- [EXTRACTED TEXT]
Improving Resident Care: Why Technology Can’t Do It Alone

by Published On: Jul 20, 2012

Two recent federal reports strongly suggest that health information technology (HIT) can improve the delivery of care in a variety of settings. But the reports, published by the Agency for Healthcare Research and Quality (AHRQ) and the Medicare Payment Advisory Commission (MedPAC), confirm that technology can’t do the job alone.

AHRQ Report: HIT and Person-Centered Care

Combining HIT with patient-centered care principles is a winning recipe for improved care, according to researchers at the Johns Hopkins University (JHU) Evidence-Based Practice Center.

JHU researchers examined 327 studies addressing health outcomes for patients with a range of conditions, including diabetes, heart disease, depression and cancer. 

In most cases, they found that clinical or process outcomes were better when interventions combined specific elements of patient-centered care with HIT tools like clinical decision aids, shared decision-making tools, telemedicine or telemonitoring systems.

The report’s findings indicate that technology by itself doesn’t improve care, says HIT Consultant MaryAnne Sterling. Patient-centered care requires HIT, she says. By the same token, HIT has to be part of a larger care strategy.

- [PROBLEM REQUIREMENTS] Please pick up the article on technology and resident care after its final sentence and keep writing it.

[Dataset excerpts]
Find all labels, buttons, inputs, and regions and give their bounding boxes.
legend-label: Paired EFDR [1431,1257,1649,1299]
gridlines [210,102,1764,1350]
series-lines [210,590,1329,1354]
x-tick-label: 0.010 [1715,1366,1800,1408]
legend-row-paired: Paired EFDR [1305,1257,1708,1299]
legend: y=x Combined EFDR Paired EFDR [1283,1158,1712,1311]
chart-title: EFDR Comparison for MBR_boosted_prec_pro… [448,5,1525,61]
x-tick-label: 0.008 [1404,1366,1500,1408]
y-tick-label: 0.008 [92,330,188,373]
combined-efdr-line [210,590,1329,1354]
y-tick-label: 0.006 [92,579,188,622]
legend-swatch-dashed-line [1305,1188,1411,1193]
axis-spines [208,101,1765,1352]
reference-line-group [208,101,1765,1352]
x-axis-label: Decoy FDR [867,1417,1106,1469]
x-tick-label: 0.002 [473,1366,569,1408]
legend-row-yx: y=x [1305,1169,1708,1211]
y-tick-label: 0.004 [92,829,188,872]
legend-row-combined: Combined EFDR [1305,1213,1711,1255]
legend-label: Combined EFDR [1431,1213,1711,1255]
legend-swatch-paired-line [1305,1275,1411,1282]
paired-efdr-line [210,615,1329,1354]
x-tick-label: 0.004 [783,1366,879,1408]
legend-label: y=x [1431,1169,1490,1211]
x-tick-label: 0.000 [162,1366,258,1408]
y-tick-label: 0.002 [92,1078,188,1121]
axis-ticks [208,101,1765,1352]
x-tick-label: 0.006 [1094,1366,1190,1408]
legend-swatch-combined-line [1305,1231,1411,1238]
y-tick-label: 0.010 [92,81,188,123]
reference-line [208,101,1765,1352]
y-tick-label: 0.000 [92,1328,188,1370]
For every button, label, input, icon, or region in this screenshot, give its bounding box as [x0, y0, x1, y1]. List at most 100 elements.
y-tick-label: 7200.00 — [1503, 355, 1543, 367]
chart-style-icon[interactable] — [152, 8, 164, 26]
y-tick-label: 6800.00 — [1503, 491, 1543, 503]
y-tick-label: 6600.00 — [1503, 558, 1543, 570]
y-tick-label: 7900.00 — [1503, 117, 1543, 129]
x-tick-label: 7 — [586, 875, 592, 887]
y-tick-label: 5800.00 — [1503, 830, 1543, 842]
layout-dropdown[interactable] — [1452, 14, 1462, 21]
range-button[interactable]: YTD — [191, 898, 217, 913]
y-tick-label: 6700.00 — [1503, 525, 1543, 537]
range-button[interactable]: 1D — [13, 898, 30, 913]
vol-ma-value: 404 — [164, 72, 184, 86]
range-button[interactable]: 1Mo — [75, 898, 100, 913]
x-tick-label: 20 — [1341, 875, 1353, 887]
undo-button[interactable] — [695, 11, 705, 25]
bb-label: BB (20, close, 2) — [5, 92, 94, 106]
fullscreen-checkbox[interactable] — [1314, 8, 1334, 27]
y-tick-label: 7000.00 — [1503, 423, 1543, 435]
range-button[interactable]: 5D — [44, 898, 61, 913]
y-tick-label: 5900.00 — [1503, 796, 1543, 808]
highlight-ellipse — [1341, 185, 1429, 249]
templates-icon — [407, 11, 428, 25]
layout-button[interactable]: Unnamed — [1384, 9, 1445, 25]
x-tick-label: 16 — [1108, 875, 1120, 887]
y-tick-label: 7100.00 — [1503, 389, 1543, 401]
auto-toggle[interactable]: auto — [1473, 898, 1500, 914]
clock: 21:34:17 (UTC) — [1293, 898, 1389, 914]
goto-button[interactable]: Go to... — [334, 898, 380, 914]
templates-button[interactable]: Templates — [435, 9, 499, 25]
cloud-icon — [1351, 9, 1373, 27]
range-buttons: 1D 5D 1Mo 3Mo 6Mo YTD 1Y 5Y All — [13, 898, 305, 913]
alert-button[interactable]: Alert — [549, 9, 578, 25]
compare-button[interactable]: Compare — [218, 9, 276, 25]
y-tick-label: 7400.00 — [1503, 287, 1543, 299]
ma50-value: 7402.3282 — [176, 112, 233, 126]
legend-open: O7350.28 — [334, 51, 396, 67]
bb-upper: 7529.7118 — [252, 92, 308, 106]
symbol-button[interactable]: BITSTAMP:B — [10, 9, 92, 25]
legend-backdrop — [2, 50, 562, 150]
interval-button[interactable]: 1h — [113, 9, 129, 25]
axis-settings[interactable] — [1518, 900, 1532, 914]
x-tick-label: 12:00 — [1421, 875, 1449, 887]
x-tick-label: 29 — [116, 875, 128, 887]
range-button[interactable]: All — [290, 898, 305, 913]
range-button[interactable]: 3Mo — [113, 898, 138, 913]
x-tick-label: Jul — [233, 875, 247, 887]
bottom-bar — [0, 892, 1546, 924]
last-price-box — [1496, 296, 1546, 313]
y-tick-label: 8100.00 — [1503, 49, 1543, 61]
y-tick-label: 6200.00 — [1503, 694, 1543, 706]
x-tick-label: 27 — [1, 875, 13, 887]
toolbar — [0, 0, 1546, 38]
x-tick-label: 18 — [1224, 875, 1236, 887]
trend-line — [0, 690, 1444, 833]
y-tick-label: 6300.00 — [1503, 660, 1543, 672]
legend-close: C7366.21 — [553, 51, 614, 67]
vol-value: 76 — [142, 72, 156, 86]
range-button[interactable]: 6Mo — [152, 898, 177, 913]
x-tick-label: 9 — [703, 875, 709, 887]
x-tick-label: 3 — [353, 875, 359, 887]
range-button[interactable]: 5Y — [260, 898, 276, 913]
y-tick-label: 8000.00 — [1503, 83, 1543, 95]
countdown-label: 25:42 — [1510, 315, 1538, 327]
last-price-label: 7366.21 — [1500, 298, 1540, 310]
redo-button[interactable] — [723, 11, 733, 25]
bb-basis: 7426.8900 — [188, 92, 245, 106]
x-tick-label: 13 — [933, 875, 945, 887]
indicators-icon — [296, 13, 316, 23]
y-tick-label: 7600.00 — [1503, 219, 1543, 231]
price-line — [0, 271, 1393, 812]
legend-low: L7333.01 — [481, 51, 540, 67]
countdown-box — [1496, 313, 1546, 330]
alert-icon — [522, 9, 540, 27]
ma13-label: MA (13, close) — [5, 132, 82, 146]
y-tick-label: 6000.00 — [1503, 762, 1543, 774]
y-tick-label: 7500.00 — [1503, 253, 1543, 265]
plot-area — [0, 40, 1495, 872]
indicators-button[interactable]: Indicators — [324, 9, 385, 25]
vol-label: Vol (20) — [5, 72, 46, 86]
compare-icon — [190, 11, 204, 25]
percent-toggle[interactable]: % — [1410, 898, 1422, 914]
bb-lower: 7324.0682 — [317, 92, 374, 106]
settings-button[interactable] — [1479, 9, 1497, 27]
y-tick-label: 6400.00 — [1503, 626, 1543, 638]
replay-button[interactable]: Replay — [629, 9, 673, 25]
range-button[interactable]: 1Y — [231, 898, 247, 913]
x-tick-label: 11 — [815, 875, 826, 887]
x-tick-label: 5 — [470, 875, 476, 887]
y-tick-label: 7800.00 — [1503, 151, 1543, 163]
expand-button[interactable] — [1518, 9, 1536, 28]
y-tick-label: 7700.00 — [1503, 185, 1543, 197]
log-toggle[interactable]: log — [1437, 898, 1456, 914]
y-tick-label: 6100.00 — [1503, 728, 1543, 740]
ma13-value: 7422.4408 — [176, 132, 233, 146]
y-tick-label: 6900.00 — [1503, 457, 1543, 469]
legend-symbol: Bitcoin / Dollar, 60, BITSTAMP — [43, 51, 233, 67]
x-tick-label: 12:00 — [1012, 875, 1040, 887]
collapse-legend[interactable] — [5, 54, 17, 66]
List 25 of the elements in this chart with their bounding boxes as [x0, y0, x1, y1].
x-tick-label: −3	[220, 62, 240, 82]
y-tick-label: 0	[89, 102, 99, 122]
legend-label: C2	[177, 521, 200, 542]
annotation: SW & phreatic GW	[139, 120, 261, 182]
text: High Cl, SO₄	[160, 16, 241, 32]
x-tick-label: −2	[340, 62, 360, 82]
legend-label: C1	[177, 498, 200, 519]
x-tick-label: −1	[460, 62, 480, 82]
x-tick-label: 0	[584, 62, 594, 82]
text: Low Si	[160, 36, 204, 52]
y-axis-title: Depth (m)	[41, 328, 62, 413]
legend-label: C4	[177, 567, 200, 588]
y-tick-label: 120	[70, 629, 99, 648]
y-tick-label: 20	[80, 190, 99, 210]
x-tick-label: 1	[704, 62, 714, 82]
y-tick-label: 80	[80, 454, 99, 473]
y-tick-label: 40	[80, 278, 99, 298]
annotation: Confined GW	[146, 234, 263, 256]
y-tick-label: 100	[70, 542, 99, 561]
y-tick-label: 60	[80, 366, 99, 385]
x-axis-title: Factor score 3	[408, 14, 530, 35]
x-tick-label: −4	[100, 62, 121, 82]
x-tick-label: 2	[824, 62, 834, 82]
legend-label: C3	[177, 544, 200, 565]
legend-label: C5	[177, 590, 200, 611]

- [RESPONSE]
“It’s not just about plugging in the technology,” Sterling told American Medical News. “Plugging it in is the first of many steps.” 

MedPAC Report: HIT and Care Coordination

MedPAC’s report to Congress focused on the need for technology implementers to enhance their HIT solutions “so that all pertinent information can be shared across providers,” according to FierceEMR. In order to get the most out of HIT, the report says, care settings must:

  • Accompany HIT solutions with process changes that emphasize team-based care aimed at improving coordination. 

  • Implement communication protocols among providers.

  • Improve interoperability across settings.

  • Develop processes that augment the information provided in electronic health records. For example, providers could establish a beneficiary-owned personal health record (PHR) that the patient would bring to all appointments, and into which the provider would enter pertinent medical information.